-- Records shown start --
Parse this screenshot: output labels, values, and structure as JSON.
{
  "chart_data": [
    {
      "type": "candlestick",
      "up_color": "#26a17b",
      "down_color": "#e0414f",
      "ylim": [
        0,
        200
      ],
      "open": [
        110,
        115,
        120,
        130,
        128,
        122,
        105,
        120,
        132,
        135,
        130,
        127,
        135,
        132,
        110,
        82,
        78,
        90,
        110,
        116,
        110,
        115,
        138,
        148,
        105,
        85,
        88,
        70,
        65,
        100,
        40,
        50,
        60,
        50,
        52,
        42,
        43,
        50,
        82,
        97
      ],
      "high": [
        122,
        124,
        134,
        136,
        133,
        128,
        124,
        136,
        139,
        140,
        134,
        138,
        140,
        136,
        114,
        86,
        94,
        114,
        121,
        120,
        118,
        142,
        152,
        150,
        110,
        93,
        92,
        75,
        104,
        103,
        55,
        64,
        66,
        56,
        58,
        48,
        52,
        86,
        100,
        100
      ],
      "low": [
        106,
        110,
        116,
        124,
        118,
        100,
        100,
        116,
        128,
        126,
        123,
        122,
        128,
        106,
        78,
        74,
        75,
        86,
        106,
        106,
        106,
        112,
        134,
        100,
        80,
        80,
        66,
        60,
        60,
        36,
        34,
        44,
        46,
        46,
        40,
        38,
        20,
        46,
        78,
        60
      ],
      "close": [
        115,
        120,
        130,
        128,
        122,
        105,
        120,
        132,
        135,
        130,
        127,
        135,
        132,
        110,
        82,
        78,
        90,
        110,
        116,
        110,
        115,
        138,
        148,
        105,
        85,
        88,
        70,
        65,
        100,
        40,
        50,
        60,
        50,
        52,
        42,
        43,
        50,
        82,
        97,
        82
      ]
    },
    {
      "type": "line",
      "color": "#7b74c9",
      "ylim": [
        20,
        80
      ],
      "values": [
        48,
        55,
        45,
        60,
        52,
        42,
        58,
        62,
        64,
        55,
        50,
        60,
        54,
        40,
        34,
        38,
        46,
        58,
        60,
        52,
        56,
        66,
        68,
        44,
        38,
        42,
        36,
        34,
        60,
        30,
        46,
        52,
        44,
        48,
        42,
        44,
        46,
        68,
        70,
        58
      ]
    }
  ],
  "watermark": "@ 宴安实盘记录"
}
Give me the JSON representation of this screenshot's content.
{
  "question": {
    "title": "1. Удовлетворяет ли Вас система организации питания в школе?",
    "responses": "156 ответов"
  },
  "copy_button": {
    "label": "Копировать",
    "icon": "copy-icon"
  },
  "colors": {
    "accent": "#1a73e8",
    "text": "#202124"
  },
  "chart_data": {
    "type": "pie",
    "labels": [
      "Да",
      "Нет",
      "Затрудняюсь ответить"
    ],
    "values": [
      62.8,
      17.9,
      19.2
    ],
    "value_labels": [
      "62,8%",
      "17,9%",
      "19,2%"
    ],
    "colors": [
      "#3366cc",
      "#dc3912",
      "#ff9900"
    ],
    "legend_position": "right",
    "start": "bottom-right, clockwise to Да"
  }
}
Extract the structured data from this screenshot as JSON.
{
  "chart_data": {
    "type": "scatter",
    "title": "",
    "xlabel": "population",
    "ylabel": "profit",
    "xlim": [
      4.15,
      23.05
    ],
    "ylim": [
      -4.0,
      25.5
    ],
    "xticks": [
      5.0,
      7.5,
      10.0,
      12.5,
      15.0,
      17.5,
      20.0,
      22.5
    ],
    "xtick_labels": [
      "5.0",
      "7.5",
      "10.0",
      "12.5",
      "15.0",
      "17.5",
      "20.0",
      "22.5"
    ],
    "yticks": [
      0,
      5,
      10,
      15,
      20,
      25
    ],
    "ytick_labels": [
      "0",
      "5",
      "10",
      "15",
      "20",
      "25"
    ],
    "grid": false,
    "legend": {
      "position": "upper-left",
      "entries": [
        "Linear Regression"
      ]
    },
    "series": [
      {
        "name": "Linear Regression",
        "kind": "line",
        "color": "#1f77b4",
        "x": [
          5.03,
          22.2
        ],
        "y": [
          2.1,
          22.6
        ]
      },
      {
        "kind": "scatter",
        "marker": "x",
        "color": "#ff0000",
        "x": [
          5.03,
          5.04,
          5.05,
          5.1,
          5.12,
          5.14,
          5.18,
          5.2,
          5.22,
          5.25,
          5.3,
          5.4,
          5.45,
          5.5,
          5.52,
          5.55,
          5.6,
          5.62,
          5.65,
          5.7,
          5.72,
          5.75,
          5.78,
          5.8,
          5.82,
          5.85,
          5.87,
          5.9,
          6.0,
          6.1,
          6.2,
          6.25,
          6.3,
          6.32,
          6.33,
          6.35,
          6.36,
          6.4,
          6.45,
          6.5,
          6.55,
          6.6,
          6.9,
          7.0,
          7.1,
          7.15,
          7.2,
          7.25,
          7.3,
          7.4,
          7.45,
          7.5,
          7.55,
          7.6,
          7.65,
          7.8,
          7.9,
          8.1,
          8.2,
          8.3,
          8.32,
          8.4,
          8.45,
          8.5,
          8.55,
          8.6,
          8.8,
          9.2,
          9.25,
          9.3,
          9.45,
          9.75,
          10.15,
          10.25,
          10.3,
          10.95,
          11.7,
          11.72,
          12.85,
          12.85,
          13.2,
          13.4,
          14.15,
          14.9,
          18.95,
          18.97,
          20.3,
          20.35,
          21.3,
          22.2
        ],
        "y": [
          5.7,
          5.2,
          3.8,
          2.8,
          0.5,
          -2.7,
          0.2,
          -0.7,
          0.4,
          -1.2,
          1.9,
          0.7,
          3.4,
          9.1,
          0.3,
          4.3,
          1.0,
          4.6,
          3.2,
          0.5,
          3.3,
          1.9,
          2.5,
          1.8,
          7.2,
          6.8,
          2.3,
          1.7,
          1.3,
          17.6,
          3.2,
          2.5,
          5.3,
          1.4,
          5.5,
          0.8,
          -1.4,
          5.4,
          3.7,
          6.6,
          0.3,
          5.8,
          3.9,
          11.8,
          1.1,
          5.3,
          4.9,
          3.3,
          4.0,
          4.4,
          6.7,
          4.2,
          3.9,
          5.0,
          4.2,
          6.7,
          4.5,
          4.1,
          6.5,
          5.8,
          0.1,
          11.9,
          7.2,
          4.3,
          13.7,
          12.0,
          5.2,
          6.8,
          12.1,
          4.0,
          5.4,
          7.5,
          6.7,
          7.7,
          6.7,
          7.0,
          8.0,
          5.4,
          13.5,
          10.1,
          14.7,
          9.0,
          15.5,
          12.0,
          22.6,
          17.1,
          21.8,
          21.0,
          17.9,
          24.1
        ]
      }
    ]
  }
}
-- Records shown end --
**Stated task**
Output each entry precisely as given.

**Solution**
Parse this screenshot: output labels, values, and structure as JSON.
{
  "chart_data": [
    {
      "type": "candlestick",
      "up_color": "#26a17b",
      "down_color": "#e0414f",
      "ylim": [
        0,
        200
      ],
      "open": [
        110,
        115,
        120,
        130,
        128,
        122,
        105,
        120,
        132,
        135,
        130,
        127,
        135,
        132,
        110,
        82,
        78,
        90,
        110,
        116,
        110,
        115,
        138,
        148,
        105,
        85,
        88,
        70,
        65,
        100,
        40,
        50,
        60,
        50,
        52,
        42,
        43,
        50,
        82,
        97
      ],
      "high": [
        122,
        124,
        134,
        136,
        133,
        128,
        124,
        136,
        139,
        140,
        134,
        138,
        140,
        136,
        114,
        86,
        94,
        114,
        121,
        120,
        118,
        142,
        152,
        150,
        110,
        93,
        92,
        75,
        104,
        103,
        55,
        64,
        66,
        56,
        58,
        48,
        52,
        86,
        100,
        100
      ],
      "low": [
        106,
        110,
        116,
        124,
        118,
        100,
        100,
        116,
        128,
        126,
        123,
        122,
        128,
        106,
        78,
        74,
        75,
        86,
        106,
        106,
        106,
        112,
        134,
        100,
        80,
        80,
        66,
        60,
        60,
        36,
        34,
        44,
        46,
        46,
        40,
        38,
        20,
        46,
        78,
        60
      ],
      "close": [
        115,
        120,
        130,
        128,
        122,
        105,
        120,
        132,
        135,
        130,
        127,
        135,
        132,
        110,
        82,
        78,
        90,
        110,
        116,
        110,
        115,
        138,
        148,
        105,
        85,
        88,
        70,
        65,
        100,
        40,
        50,
        60,
        50,
        52,
        42,
        43,
        50,
        82,
        97,
        82
      ]
    },
    {
      "type": "line",
      "color": "#7b74c9",
      "ylim": [
        20,
        80
      ],
      "values": [
        48,
        55,
        45,
        60,
        52,
        42,
        58,
        62,
        64,
        55,
        50,
        60,
        54,
        40,
        34,
        38,
        46,
        58,
        60,
        52,
        56,
        66,
        68,
        44,
        38,
        42,
        36,
        34,
        60,
        30,
        46,
        52,
        44,
        48,
        42,
        44,
        46,
        68,
        70,
        58
      ]
    }
  ],
  "watermark": "@ 宴安实盘记录"
}
Give me the JSON representation of this screenshot's content.
{
  "question": {
    "title": "1. Удовлетворяет ли Вас система организации питания в школе?",
    "responses": "156 ответов"
  },
  "copy_button": {
    "label": "Копировать",
    "icon": "copy-icon"
  },
  "colors": {
    "accent": "#1a73e8",
    "text": "#202124"
  },
  "chart_data": {
    "type": "pie",
    "labels": [
      "Да",
      "Нет",
      "Затрудняюсь ответить"
    ],
    "values": [
      62.8,
      17.9,
      19.2
    ],
    "value_labels": [
      "62,8%",
      "17,9%",
      "19,2%"
    ],
    "colors": [
      "#3366cc",
      "#dc3912",
      "#ff9900"
    ],
    "legend_position": "right",
    "start": "bottom-right, clockwise to Да"
  }
}
Extract the structured data from this screenshot as JSON.
{
  "chart_data": {
    "type": "scatter",
    "title": "",
    "xlabel": "population",
    "ylabel": "profit",
    "xlim": [
      4.15,
      23.05
    ],
    "ylim": [
      -4.0,
      25.5
    ],
    "xticks": [
      5.0,
      7.5,
      10.0,
      12.5,
      15.0,
      17.5,
      20.0,
      22.5
    ],
    "xtick_labels": [
      "5.0",
      "7.5",
      "10.0",
      "12.5",
      "15.0",
      "17.5",
      "20.0",
      "22.5"
    ],
    "yticks": [
      0,
      5,
      10,
      15,
      20,
      25
    ],
    "ytick_labels": [
      "0",
      "5",
      "10",
      "15",
      "20",
      "25"
    ],
    "grid": false,
    "legend": {
      "position": "upper-left",
      "entries": [
        "Linear Regression"
      ]
    },
    "series": [
      {
        "name": "Linear Regression",
        "kind": "line",
        "color": "#1f77b4",
        "x": [
          5.03,
          22.2
        ],
        "y": [
          2.1,
          22.6
        ]
      },
      {
        "kind": "scatter",
        "marker": "x",
        "color": "#ff0000",
        "x": [
          5.03,
          5.04,
          5.05,
          5.1,
          5.12,
          5.14,
          5.18,
          5.2,
          5.22,
          5.25,
          5.3,
          5.4,
          5.45,
          5.5,
          5.52,
          5.55,
          5.6,
          5.62,
          5.65,
          5.7,
          5.72,
          5.75,
          5.78,
          5.8,
          5.82,
          5.85,
          5.87,
          5.9,
          6.0,
          6.1,
          6.2,
          6.25,
          6.3,
          6.32,
          6.33,
          6.35,
          6.36,
          6.4,
          6.45,
          6.5,
          6.55,
          6.6,
          6.9,
          7.0,
          7.1,
          7.15,
          7.2,
          7.25,
          7.3,
          7.4,
          7.45,
          7.5,
          7.55,
          7.6,
          7.65,
          7.8,
          7.9,
          8.1,
          8.2,
          8.3,
          8.32,
          8.4,
          8.45,
          8.5,
          8.55,
          8.6,
          8.8,
          9.2,
          9.25,
          9.3,
          9.45,
          9.75,
          10.15,
          10.25,
          10.3,
          10.95,
          11.7,
          11.72,
          12.85,
          12.85,
          13.2,
          13.4,
          14.15,
          14.9,
          18.95,
          18.97,
          20.3,
          20.35,
          21.3,
          22.2
        ],
        "y": [
          5.7,
          5.2,
          3.8,
          2.8,
          0.5,
          -2.7,
          0.2,
          -0.7,
          0.4,
          -1.2,
          1.9,
          0.7,
          3.4,
          9.1,
          0.3,
          4.3,
          1.0,
          4.6,
          3.2,
          0.5,
          3.3,
          1.9,
          2.5,
          1.8,
          7.2,
          6.8,
          2.3,
          1.7,
          1.3,
          17.6,
          3.2,
          2.5,
          5.3,
          1.4,
          5.5,
          0.8,
          -1.4,
          5.4,
          3.7,
          6.6,
          0.3,
          5.8,
          3.9,
          11.8,
          1.1,
          5.3,
          4.9,
          3.3,
          4.0,
          4.4,
          6.7,
          4.2,
          3.9,
          5.0,
          4.2,
          6.7,
          4.5,
          4.1,
          6.5,
          5.8,
          0.1,
          11.9,
          7.2,
          4.3,
          13.7,
          12.0,
          5.2,
          6.8,
          12.1,
          4.0,
          5.4,
          7.5,
          6.7,
          7.7,
          6.7,
          7.0,
          8.0,
          5.4,
          13.5,
          10.1,
          14.7,
          9.0,
          15.5,
          12.0,
          22.6,
          17.1,
          21.8,
          21.0,
          17.9,
          24.1
        ]
      }
    ]
  }
}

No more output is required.